#### Entries provided

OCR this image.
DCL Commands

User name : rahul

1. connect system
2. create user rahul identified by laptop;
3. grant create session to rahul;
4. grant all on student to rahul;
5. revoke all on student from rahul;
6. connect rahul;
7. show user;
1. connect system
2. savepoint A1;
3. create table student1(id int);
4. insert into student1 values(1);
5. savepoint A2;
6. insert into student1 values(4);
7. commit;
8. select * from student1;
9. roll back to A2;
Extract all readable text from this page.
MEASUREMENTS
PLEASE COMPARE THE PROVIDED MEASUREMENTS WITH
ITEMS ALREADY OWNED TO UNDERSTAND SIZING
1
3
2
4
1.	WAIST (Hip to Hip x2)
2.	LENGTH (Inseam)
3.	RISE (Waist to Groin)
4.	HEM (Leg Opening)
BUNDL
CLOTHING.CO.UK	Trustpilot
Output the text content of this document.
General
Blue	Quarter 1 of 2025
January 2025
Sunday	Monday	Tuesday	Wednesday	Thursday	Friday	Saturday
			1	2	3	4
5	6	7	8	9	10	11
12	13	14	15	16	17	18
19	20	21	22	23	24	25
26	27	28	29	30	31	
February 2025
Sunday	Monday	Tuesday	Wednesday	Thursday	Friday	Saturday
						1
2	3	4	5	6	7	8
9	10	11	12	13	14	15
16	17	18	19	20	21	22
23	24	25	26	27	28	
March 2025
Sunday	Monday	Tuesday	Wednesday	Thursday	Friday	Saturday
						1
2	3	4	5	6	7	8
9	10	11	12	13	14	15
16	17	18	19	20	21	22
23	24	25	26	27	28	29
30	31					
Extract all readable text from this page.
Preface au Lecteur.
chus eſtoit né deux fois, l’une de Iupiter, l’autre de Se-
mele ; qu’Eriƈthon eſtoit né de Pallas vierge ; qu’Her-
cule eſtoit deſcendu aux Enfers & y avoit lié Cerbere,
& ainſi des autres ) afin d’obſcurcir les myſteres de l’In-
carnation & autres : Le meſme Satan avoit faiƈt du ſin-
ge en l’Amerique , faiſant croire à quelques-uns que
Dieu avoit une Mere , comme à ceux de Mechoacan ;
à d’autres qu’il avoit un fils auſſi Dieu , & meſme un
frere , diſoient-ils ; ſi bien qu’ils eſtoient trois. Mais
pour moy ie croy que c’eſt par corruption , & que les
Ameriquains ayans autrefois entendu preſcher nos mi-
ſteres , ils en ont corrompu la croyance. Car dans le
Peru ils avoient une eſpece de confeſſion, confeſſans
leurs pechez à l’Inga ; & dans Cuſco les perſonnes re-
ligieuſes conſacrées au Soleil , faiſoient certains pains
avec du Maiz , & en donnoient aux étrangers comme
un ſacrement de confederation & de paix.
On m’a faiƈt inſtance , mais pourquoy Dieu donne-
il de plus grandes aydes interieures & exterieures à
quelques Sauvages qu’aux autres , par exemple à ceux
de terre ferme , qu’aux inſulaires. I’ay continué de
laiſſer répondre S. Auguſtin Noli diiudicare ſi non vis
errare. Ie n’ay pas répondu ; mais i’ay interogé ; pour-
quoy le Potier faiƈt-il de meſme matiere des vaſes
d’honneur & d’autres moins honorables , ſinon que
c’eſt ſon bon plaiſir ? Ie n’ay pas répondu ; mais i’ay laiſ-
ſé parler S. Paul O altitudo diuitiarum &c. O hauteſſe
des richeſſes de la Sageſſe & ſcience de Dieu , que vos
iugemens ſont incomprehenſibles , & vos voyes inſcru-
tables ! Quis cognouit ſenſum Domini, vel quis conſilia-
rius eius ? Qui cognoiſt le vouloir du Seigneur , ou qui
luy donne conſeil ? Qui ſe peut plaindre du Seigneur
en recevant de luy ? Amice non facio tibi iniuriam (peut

#### To do
Quote the data in full, keeping each word unchanged.

#### Solution below
OCR this image.
DCL Commands

User name : rahul

1. connect system
2. create user rahul identified by laptop;
3. grant create session to rahul;
4. grant all on student to rahul;
5. revoke all on student from rahul;
6. connect rahul;
7. show user;
1. connect system
2. savepoint A1;
3. create table student1(id int);
4. insert into student1 values(1);
5. savepoint A2;
6. insert into student1 values(4);
7. commit;
8. select * from student1;
9. roll back to A2;
Extract all readable text from this page.
MEASUREMENTS
PLEASE COMPARE THE PROVIDED MEASUREMENTS WITH
ITEMS ALREADY OWNED TO UNDERSTAND SIZING
1
3
2
4
1.	WAIST (Hip to Hip x2)
2.	LENGTH (Inseam)
3.	RISE (Waist to Groin)
4.	HEM (Leg Opening)
BUNDL
CLOTHING.CO.UK	Trustpilot
Output the text content of this document.
General
Blue	Quarter 1 of 2025
January 2025
Sunday	Monday	Tuesday	Wednesday	Thursday	Friday	Saturday
			1	2	3	4
5	6	7	8	9	10	11
12	13	14	15	16	17	18
19	20	21	22	23	24	25
26	27	28	29	30	31	
February 2025
Sunday	Monday	Tuesday	Wednesday	Thursday	Friday	Saturday
						1
2	3	4	5	6	7	8
9	10	11	12	13	14	15
16	17	18	19	20	21	22
23	24	25	26	27	28	
March 2025
Sunday	Monday	Tuesday	Wednesday	Thursday	Friday	Saturday
						1
2	3	4	5	6	7	8
9	10	11	12	13	14	15
16	17	18	19	20	21	22
23	24	25	26	27	28	29
30	31					
Extract all readable text from this page.
Preface au Lecteur.
chus eſtoit né deux fois, l’une de Iupiter, l’autre de Se-
mele ; qu’Eriƈthon eſtoit né de Pallas vierge ; qu’Her-
cule eſtoit deſcendu aux Enfers & y avoit lié Cerbere,
& ainſi des autres ) afin d’obſcurcir les myſteres de l’In-
carnation & autres : Le meſme Satan avoit faiƈt du ſin-
ge en l’Amerique , faiſant croire à quelques-uns que
Dieu avoit une Mere , comme à ceux de Mechoacan ;
à d’autres qu’il avoit un fils auſſi Dieu , & meſme un
frere , diſoient-ils ; ſi bien qu’ils eſtoient trois. Mais
pour moy ie croy que c’eſt par corruption , & que les
Ameriquains ayans autrefois entendu preſcher nos mi-
ſteres , ils en ont corrompu la croyance. Car dans le
Peru ils avoient une eſpece de confeſſion, confeſſans
leurs pechez à l’Inga ; & dans Cuſco les perſonnes re-
ligieuſes conſacrées au Soleil , faiſoient certains pains
avec du Maiz , & en donnoient aux étrangers comme
un ſacrement de confederation & de paix.
On m’a faiƈt inſtance , mais pourquoy Dieu donne-
il de plus grandes aydes interieures & exterieures à
quelques Sauvages qu’aux autres , par exemple à ceux
de terre ferme , qu’aux inſulaires. I’ay continué de
laiſſer répondre S. Auguſtin Noli diiudicare ſi non vis
errare. Ie n’ay pas répondu ; mais i’ay interogé ; pour-
quoy le Potier faiƈt-il de meſme matiere des vaſes
d’honneur & d’autres moins honorables , ſinon que
c’eſt ſon bon plaiſir ? Ie n’ay pas répondu ; mais i’ay laiſ-
ſé parler S. Paul O altitudo diuitiarum &c. O hauteſſe
des richeſſes de la Sageſſe & ſcience de Dieu , que vos
iugemens ſont incomprehenſibles , & vos voyes inſcru-
tables ! Quis cognouit ſenſum Domini, vel quis conſilia-
rius eius ? Qui cognoiſt le vouloir du Seigneur , ou qui
luy donne conſeil ? Qui ſe peut plaindre du Seigneur
en recevant de luy ? Amice non facio tibi iniuriam (peut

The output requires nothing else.